→ Written exercise 1
For the Lucene issue update below, state whether each statement agrees with it. Answer yes or no for each, and quote the deciding words of the text exactly. (a) The patch adds a class called CloseableThreadLocal. (b) The class wraps the stored values inside a WeakReference. (c) Analyzer.java was switched over to the new class.

→ Text section
------------------------------------------------------------------------
You are viewing a plain text version of this content. The canonical link for it is here.
Posted to dev@lucene.apache.org by "Michael McCandless (JIRA)" <ji...@apache.org> on 2008/09/11 23:05:44 UTC

[jira] Updated: (LUCENE-1383) Workaround ThreadLocal's "leak"

     [ https://issues.apache.org/jira/browse/LUCENE-1383?page=com.atlassian.jira.plugin.system.issuetabpanels:all-tabpanel ]

Michael McCandless updated LUCENE-1383:
---------------------------------------

    Attachment: LUCENE-1383.patch

Attached patch.  All tests pass.

The patch adds o.a.l.util.CloseableThreadLocal.  It's a wrapper around ThreadLocal that wraps the values inside a WeakReference, but then also holds a strong reference to the value (to ensure GC doesn't reclaim it) until you call the close method.  On calling close, GC is then free to reclaim all values you had stored, regardless of how long it takes ThreadLocal's implementation to actually release its references.

There are a couple places in Lucene where I left the current usage of ThreadLocal.

First, Analyzer.java uses ThreadLocal to hold reusable token streams.  There is no "close" called for Analyzer, so unless we are willing to add a finalizer to call CloseableThreadLocal.close() I think we can leave it.

Second, some of the contrib/benchmark tasks use ThreadLocal to store per-thread DateFormat which should use tiny memory.

> Workaround ThreadLocal's "leak"
> -------------------------------
>
>                 Key: LUCENE-1383
>                 URL: https://issues.apache.org/jira/browse/LUCENE-1383
>             Project: Lucene - Java
>          Issue Type: Bug
>          Components: Index
>    Affects Versions: 1.9, 2.0.0, 2.1, 2.2, 2.3, 2.3.1, 2.3.2
>            Reporter: Michael McCandless
>            Assignee: Michael McCandless
>             Fix For: 2.4
>
>         Attachments: LUCENE-1383.patch
>
>
> Java's ThreadLocal is dangerous to use because it is able to take a
> surprisingly very long time to release references to the values you
> store in it.  Even when a ThreadLocal instance itself is GC'd, hard
> references to the values you had stored in it are easily kept for
> quite some time later.
> While this is not technically a "memory leak", because eventually
> (when the underlying Map that stores the values cleans up its "stale"
> references) the hard reference will be cleared, and GC can proceed,
> its end behavior is not different from a memory leak in that under the
> right situation you can easily tie up far more memory than you'd
> expect, and then hit unexpected OOM error despite allocating an
> extremely large heap to your JVM.
> Lucene users have hit this many times.  Here's the most recent thread:
>   http://mail-archives.apache.org/mod_mbox/lucene-java-dev/200809.mbox/%3C6e3ae6310809091157j7a9fe46bxcc31f6e63305fcdc%40mail.gmail.com%3E
> And here's another:
>   http://mail-archives.apache.org/mod_mbox/lucene-java-dev/200807.mbox/%3CF5FC94B2-E5C7-40C0-8B73-E12245B91CEE%40mikemccandless.com%3E
> And then there's LUCENE-436 and LUCENE-529 at least.
------------------------------------------------------------------------
(Saved entries)

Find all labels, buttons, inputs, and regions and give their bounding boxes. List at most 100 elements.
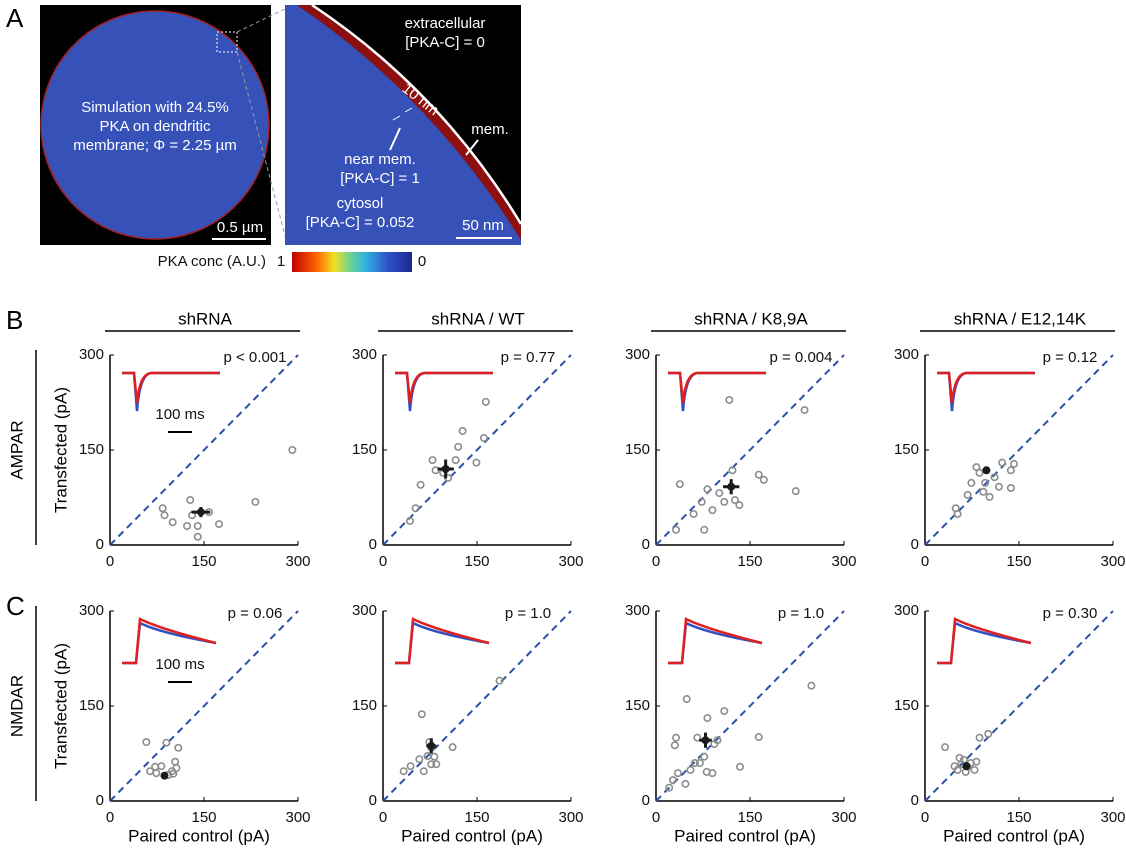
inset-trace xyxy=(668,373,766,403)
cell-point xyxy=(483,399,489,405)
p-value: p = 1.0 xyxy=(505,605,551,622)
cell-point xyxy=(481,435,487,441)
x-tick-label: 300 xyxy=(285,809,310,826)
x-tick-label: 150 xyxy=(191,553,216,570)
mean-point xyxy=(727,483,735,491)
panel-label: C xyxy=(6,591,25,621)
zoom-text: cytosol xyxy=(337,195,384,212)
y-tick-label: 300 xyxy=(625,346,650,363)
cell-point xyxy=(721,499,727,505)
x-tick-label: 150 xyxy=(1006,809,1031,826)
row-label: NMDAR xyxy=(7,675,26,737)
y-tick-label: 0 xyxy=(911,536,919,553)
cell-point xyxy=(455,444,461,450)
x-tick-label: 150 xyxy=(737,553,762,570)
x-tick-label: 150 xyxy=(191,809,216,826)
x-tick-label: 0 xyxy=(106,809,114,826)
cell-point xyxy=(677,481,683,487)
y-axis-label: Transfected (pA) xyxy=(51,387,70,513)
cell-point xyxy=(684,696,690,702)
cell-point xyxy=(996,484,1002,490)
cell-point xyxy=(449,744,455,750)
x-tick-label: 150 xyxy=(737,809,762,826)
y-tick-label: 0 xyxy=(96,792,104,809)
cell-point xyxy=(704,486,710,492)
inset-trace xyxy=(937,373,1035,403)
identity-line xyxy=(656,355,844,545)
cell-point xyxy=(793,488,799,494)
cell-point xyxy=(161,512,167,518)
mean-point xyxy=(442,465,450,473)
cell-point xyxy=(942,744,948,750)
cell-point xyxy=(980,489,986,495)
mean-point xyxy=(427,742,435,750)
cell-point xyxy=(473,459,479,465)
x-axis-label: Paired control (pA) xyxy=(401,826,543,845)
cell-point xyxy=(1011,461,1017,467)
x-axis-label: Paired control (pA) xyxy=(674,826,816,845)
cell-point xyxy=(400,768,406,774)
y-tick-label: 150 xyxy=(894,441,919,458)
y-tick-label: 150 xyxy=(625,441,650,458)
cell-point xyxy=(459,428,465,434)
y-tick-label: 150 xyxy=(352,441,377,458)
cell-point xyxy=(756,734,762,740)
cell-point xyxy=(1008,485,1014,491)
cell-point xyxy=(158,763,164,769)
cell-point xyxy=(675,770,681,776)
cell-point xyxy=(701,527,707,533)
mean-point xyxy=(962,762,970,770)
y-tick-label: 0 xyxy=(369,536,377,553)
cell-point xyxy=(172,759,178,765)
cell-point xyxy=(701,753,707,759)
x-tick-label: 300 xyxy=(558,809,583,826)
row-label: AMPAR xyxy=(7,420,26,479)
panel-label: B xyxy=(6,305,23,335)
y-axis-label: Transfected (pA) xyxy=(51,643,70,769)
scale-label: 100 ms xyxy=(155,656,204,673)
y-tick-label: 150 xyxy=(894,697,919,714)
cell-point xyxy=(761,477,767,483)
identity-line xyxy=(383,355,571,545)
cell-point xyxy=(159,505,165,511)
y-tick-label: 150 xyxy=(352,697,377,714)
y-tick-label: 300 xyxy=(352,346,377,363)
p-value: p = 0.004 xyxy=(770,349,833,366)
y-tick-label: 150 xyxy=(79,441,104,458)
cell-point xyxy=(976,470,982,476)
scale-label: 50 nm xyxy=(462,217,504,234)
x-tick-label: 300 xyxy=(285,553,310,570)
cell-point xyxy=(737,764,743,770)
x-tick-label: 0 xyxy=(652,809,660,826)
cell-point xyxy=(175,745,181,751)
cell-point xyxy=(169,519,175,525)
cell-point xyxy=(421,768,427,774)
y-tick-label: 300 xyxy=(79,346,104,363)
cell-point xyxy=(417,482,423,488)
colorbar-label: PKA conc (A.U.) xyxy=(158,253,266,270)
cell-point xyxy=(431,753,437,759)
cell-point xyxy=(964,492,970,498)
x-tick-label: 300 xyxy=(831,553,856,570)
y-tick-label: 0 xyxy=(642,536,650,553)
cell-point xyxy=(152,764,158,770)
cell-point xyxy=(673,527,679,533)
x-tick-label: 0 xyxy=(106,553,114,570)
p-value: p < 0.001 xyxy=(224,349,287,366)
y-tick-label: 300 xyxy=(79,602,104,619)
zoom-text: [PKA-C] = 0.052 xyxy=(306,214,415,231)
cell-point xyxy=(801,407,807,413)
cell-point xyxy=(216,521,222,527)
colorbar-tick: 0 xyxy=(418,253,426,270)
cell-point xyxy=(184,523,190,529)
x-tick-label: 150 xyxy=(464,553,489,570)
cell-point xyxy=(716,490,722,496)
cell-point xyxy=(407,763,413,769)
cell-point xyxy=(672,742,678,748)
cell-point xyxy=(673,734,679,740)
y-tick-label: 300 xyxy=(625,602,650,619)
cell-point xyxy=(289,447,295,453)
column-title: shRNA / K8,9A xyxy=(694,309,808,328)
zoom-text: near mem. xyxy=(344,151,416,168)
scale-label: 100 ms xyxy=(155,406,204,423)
------------------------------------------------------------------------
→ Written exercise 2
Write out the stretch of the records above that runs from the line containing "inset-trace xyxy=(668,373,766,403)" through the line containing "mean-point xyxy=(727,483,735,491)", including both of those lines.

→ Exercise solution 1
(a) Yes: "The patch adds o.a.l.util.CloseableThreadLocal."
(b) Yes: "It's a wrapper around ThreadLocal that wraps the values inside a WeakReference"
(c) No: "First, Analyzer.java uses ThreadLocal to hold reusable token streams."

→ Exercise solution 2
inset-trace xyxy=(668,373,766,403)
cell-point xyxy=(483,399,489,405)
p-value: p = 1.0 xyxy=(505,605,551,622)
cell-point xyxy=(481,435,487,441)
x-tick-label: 300 xyxy=(285,809,310,826)
x-tick-label: 150 xyxy=(191,553,216,570)
mean-point xyxy=(727,483,735,491)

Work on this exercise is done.